* The records *

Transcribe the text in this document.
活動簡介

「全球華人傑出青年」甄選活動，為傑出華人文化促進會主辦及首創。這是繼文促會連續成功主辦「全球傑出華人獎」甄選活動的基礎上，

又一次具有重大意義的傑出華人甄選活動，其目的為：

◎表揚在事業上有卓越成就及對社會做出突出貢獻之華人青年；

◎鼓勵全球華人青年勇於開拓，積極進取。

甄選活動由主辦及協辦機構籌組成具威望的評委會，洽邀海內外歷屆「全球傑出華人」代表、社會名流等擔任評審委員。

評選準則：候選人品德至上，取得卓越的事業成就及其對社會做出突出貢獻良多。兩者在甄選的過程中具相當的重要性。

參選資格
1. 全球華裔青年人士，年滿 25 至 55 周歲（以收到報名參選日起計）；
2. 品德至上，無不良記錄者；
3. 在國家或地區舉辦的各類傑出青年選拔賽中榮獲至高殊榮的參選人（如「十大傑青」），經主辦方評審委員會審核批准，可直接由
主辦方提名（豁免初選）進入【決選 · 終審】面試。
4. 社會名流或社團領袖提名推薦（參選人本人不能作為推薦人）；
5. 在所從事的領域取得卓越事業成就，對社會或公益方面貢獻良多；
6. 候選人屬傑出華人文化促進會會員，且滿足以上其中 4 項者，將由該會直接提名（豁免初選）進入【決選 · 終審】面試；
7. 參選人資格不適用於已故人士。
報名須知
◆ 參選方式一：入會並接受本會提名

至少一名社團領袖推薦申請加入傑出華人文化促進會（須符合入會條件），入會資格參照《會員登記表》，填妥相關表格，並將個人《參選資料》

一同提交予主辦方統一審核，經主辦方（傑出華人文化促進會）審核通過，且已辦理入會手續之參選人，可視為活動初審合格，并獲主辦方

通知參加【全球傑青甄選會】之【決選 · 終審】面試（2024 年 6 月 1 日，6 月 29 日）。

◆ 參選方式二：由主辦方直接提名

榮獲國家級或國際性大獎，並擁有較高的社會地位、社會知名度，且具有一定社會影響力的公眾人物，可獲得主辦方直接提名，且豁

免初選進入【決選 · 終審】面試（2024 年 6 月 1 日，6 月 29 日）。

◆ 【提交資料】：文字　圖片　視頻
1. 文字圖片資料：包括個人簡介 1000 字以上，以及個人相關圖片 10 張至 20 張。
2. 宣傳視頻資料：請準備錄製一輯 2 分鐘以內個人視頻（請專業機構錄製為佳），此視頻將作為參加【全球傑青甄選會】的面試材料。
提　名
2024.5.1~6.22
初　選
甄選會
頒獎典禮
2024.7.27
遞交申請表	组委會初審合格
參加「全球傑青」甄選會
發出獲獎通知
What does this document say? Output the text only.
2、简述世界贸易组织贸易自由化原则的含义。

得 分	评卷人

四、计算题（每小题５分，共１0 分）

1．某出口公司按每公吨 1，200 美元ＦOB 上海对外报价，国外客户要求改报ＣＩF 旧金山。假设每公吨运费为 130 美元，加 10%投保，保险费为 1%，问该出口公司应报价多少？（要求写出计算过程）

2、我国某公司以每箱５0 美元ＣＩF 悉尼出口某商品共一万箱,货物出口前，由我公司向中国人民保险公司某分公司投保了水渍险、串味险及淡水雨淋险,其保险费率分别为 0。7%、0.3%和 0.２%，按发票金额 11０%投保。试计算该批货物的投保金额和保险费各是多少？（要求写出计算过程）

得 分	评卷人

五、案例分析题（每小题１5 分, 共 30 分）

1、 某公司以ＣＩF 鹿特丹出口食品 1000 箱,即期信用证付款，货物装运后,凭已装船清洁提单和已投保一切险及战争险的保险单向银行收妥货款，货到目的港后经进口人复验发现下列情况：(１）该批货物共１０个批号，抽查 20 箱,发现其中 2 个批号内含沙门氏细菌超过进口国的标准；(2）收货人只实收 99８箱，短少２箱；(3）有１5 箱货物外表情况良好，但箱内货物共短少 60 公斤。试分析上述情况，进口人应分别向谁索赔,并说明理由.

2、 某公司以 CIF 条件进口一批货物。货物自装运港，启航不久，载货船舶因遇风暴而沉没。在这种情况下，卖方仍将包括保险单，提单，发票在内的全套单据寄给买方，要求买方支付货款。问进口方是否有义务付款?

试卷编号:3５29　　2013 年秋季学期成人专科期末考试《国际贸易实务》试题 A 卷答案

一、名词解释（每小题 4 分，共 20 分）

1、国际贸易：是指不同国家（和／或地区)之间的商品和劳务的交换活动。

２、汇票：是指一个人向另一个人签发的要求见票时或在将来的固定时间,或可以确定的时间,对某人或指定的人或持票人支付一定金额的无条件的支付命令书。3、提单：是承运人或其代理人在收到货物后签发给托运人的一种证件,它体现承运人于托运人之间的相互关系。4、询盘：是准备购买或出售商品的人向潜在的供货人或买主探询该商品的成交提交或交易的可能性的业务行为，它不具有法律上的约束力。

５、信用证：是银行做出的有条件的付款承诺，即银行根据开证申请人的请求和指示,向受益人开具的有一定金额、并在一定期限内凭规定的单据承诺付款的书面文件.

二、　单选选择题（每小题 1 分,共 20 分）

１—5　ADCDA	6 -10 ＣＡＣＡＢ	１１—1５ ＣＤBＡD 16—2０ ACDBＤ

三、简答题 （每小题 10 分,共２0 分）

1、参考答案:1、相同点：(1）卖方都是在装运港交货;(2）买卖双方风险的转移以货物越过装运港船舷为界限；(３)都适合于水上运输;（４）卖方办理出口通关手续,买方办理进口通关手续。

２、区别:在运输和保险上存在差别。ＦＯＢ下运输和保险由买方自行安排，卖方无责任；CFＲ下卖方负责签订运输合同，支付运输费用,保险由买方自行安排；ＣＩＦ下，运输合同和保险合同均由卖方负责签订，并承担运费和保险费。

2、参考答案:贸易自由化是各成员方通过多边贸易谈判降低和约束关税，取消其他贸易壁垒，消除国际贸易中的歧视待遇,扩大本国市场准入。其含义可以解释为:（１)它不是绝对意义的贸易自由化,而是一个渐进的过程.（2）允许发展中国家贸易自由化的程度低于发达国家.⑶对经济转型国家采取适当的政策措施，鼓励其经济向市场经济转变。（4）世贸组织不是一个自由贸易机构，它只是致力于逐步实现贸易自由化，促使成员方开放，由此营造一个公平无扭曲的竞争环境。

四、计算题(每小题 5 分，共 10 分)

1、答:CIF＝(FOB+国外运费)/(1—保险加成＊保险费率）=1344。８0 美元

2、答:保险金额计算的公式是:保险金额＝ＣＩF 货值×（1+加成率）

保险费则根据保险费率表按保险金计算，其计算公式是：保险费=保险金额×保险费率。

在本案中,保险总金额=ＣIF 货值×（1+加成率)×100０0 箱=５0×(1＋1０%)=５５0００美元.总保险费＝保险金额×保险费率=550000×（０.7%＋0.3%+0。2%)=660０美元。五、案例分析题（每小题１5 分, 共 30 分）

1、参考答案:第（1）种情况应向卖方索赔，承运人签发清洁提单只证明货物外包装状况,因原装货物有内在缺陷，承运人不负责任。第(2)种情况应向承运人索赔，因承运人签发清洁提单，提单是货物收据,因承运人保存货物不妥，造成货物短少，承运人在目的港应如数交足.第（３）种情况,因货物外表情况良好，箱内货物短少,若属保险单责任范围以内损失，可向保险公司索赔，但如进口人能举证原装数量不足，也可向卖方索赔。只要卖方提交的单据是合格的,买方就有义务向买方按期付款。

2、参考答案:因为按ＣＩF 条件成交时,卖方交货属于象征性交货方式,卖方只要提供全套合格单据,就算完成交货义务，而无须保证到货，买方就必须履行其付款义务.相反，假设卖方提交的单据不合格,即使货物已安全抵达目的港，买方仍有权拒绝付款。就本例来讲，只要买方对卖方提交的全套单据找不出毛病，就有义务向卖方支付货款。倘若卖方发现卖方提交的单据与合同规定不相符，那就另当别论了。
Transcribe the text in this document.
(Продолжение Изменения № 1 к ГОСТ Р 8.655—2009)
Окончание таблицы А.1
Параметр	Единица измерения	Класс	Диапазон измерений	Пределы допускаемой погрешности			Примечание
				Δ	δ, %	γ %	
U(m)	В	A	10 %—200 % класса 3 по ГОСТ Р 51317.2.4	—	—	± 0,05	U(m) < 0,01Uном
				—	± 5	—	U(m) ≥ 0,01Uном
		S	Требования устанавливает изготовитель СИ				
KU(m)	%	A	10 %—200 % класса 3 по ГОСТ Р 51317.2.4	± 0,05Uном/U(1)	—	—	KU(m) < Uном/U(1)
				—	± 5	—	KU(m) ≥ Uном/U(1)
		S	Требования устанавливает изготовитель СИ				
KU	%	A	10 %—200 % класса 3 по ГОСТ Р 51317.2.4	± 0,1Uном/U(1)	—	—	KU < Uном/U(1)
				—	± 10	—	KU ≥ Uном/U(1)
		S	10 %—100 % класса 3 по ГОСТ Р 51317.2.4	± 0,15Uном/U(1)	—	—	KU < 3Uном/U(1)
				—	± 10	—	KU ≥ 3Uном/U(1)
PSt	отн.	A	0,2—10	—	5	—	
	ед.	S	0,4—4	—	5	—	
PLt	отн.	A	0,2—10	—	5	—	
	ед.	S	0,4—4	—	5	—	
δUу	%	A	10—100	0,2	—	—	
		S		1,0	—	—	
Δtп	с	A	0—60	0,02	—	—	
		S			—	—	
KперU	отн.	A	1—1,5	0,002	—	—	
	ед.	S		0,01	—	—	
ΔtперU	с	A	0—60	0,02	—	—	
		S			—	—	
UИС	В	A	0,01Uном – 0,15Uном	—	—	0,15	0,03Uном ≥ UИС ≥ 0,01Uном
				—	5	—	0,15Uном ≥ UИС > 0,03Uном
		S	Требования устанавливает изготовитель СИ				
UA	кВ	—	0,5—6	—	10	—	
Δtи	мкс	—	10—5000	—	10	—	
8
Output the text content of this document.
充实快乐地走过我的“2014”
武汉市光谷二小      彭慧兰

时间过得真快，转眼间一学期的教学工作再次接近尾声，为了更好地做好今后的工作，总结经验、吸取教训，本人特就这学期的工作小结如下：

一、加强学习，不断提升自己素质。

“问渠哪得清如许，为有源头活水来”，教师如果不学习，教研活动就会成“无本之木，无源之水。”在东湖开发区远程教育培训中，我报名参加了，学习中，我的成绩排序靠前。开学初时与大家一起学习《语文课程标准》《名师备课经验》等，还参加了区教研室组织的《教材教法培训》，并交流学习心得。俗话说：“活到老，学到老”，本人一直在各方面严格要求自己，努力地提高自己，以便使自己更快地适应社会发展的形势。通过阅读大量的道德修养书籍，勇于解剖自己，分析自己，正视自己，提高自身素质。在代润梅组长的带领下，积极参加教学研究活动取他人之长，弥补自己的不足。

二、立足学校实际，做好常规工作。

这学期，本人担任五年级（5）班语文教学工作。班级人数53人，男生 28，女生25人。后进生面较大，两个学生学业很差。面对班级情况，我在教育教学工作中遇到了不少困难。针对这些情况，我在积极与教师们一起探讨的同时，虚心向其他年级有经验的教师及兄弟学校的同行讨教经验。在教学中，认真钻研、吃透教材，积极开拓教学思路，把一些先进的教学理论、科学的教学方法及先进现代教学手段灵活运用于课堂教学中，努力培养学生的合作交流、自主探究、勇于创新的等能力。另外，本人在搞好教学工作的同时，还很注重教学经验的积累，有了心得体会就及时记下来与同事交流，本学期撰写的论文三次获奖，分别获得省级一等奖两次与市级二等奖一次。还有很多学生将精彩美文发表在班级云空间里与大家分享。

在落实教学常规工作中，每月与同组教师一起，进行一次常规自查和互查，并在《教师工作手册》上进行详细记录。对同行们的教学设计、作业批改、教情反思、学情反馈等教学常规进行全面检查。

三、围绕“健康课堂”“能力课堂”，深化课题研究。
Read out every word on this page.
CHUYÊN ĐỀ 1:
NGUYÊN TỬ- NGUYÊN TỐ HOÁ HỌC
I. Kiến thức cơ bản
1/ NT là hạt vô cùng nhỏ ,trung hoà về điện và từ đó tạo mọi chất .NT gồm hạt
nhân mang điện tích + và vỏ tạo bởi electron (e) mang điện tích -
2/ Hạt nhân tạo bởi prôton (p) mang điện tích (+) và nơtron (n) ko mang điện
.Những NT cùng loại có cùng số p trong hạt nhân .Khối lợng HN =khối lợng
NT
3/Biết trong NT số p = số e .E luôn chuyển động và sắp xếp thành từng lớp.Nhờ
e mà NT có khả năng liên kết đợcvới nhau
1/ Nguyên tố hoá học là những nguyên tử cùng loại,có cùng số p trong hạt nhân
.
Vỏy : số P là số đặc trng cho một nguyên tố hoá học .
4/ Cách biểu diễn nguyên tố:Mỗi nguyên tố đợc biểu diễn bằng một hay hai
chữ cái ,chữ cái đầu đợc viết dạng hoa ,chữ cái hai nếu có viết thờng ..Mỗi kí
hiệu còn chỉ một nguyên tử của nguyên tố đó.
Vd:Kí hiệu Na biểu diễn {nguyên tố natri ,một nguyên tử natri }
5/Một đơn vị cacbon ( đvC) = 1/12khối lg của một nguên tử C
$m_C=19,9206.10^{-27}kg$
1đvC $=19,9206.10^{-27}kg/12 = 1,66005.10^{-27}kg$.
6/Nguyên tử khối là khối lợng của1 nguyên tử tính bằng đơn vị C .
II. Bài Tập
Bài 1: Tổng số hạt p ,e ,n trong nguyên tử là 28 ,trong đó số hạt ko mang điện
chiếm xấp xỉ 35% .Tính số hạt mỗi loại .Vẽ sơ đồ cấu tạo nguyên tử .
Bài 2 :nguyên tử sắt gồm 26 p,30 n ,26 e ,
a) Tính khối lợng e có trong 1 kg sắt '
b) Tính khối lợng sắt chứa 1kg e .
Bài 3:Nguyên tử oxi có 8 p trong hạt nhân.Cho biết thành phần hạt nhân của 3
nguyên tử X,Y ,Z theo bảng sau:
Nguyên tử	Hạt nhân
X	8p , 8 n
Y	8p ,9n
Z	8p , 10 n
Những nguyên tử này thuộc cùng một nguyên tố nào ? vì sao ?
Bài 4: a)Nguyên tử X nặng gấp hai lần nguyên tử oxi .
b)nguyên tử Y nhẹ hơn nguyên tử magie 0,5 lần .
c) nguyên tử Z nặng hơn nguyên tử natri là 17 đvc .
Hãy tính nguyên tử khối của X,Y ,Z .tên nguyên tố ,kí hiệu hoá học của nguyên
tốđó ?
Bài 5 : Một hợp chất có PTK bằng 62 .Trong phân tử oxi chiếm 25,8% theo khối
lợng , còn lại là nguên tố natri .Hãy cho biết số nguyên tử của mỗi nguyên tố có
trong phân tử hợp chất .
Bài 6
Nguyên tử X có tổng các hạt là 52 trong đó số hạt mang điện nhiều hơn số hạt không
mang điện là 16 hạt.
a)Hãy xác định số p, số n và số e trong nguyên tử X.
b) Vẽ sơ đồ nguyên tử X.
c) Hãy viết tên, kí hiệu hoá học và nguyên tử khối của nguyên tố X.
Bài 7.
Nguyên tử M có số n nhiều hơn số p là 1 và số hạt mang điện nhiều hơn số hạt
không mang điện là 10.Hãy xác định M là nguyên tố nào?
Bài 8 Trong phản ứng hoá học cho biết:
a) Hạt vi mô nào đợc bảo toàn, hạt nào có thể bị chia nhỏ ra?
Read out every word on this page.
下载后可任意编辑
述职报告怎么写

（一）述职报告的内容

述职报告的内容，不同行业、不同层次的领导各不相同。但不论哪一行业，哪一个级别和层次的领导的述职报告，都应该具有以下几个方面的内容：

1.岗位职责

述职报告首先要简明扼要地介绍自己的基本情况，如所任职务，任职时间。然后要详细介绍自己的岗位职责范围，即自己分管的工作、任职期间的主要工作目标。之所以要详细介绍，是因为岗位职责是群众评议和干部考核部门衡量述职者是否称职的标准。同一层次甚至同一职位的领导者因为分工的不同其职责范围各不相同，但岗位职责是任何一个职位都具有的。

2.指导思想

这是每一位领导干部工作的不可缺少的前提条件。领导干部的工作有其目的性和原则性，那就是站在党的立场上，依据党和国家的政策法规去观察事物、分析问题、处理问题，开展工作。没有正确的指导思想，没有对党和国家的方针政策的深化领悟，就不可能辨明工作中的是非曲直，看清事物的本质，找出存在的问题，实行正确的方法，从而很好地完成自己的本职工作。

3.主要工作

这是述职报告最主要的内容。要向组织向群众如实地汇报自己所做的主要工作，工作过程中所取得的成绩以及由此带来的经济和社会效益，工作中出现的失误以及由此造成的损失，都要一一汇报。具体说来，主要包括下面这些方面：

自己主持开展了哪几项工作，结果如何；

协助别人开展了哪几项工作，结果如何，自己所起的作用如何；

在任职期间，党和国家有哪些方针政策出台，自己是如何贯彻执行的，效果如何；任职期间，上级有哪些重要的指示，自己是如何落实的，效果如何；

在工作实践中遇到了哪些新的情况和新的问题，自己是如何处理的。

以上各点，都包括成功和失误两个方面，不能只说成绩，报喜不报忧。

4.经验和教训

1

* Short problem *
Find and copy each line above that includes the string "класса".

* Output of the task *
U(m)	В	A	10 %—200 % класса 3 по ГОСТ Р 51317.2.4	—	—	± 0,05	U(m) < 0,01Uном
KU(m)	%	A	10 %—200 % класса 3 по ГОСТ Р 51317.2.4	± 0,05Uном/U(1)	—	—	KU(m) < Uном/U(1)
KU	%	A	10 %—200 % класса 3 по ГОСТ Р 51317.2.4	± 0,1Uном/U(1)	—	—	KU < Uном/U(1)
		S	10 %—100 % класса 3 по ГОСТ Р 51317.2.4	± 0,15Uном/U(1)	—	—	KU < 3Uном/U(1)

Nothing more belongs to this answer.